Written request
Please repeat all of the lines that follow, exactly as written.

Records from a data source
— start —
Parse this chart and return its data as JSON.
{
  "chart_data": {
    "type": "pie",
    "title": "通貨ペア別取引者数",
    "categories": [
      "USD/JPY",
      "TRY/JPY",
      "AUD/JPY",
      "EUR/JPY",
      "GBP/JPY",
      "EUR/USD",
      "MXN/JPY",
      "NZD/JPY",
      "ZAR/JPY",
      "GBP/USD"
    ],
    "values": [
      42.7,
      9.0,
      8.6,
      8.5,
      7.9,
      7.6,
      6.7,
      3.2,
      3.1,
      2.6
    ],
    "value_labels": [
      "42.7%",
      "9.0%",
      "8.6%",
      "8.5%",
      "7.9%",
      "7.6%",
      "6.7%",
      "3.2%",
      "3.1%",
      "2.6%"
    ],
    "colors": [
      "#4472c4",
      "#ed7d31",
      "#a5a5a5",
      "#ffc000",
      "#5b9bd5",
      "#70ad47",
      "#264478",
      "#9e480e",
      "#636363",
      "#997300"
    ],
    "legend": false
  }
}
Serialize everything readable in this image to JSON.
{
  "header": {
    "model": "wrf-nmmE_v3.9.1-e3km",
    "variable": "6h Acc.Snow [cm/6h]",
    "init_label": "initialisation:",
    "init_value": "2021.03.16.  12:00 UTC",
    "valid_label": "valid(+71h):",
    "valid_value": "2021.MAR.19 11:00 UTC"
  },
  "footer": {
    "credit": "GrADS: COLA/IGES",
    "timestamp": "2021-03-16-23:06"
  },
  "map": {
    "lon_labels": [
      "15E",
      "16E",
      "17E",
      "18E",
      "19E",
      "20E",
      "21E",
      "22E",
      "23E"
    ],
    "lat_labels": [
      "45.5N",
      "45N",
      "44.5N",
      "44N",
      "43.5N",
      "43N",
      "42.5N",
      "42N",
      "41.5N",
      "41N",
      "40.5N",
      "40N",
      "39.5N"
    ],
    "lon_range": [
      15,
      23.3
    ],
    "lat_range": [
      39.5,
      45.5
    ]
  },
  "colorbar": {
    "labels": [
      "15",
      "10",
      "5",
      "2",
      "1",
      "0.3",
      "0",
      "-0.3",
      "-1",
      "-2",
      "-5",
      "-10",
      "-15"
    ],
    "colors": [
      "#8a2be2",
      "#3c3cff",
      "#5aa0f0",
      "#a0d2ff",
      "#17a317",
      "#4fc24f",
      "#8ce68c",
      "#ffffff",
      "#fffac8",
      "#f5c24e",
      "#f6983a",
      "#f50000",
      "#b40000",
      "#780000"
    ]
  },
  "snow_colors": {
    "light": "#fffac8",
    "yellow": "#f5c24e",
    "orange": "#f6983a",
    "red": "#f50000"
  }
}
— end —
Full response
Parse this chart and return its data as JSON.
{
  "chart_data": {
    "type": "pie",
    "title": "通貨ペア別取引者数",
    "categories": [
      "USD/JPY",
      "TRY/JPY",
      "AUD/JPY",
      "EUR/JPY",
      "GBP/JPY",
      "EUR/USD",
      "MXN/JPY",
      "NZD/JPY",
      "ZAR/JPY",
      "GBP/USD"
    ],
    "values": [
      42.7,
      9.0,
      8.6,
      8.5,
      7.9,
      7.6,
      6.7,
      3.2,
      3.1,
      2.6
    ],
    "value_labels": [
      "42.7%",
      "9.0%",
      "8.6%",
      "8.5%",
      "7.9%",
      "7.6%",
      "6.7%",
      "3.2%",
      "3.1%",
      "2.6%"
    ],
    "colors": [
      "#4472c4",
      "#ed7d31",
      "#a5a5a5",
      "#ffc000",
      "#5b9bd5",
      "#70ad47",
      "#264478",
      "#9e480e",
      "#636363",
      "#997300"
    ],
    "legend": false
  }
}
Serialize everything readable in this image to JSON.
{
  "header": {
    "model": "wrf-nmmE_v3.9.1-e3km",
    "variable": "6h Acc.Snow [cm/6h]",
    "init_label": "initialisation:",
    "init_value": "2021.03.16.  12:00 UTC",
    "valid_label": "valid(+71h):",
    "valid_value": "2021.MAR.19 11:00 UTC"
  },
  "footer": {
    "credit": "GrADS: COLA/IGES",
    "timestamp": "2021-03-16-23:06"
  },
  "map": {
    "lon_labels": [
      "15E",
      "16E",
      "17E",
      "18E",
      "19E",
      "20E",
      "21E",
      "22E",
      "23E"
    ],
    "lat_labels": [
      "45.5N",
      "45N",
      "44.5N",
      "44N",
      "43.5N",
      "43N",
      "42.5N",
      "42N",
      "41.5N",
      "41N",
      "40.5N",
      "40N",
      "39.5N"
    ],
    "lon_range": [
      15,
      23.3
    ],
    "lat_range": [
      39.5,
      45.5
    ]
  },
  "colorbar": {
    "labels": [
      "15",
      "10",
      "5",
      "2",
      "1",
      "0.3",
      "0",
      "-0.3",
      "-1",
      "-2",
      "-5",
      "-10",
      "-15"
    ],
    "colors": [
      "#8a2be2",
      "#3c3cff",
      "#5aa0f0",
      "#a0d2ff",
      "#17a317",
      "#4fc24f",
      "#8ce68c",
      "#ffffff",
      "#fffac8",
      "#f5c24e",
      "#f6983a",
      "#f50000",
      "#b40000",
      "#780000"
    ]
  },
  "snow_colors": {
    "light": "#fffac8",
    "yellow": "#f5c24e",
    "orange": "#f6983a",
    "red": "#f50000"
  }
}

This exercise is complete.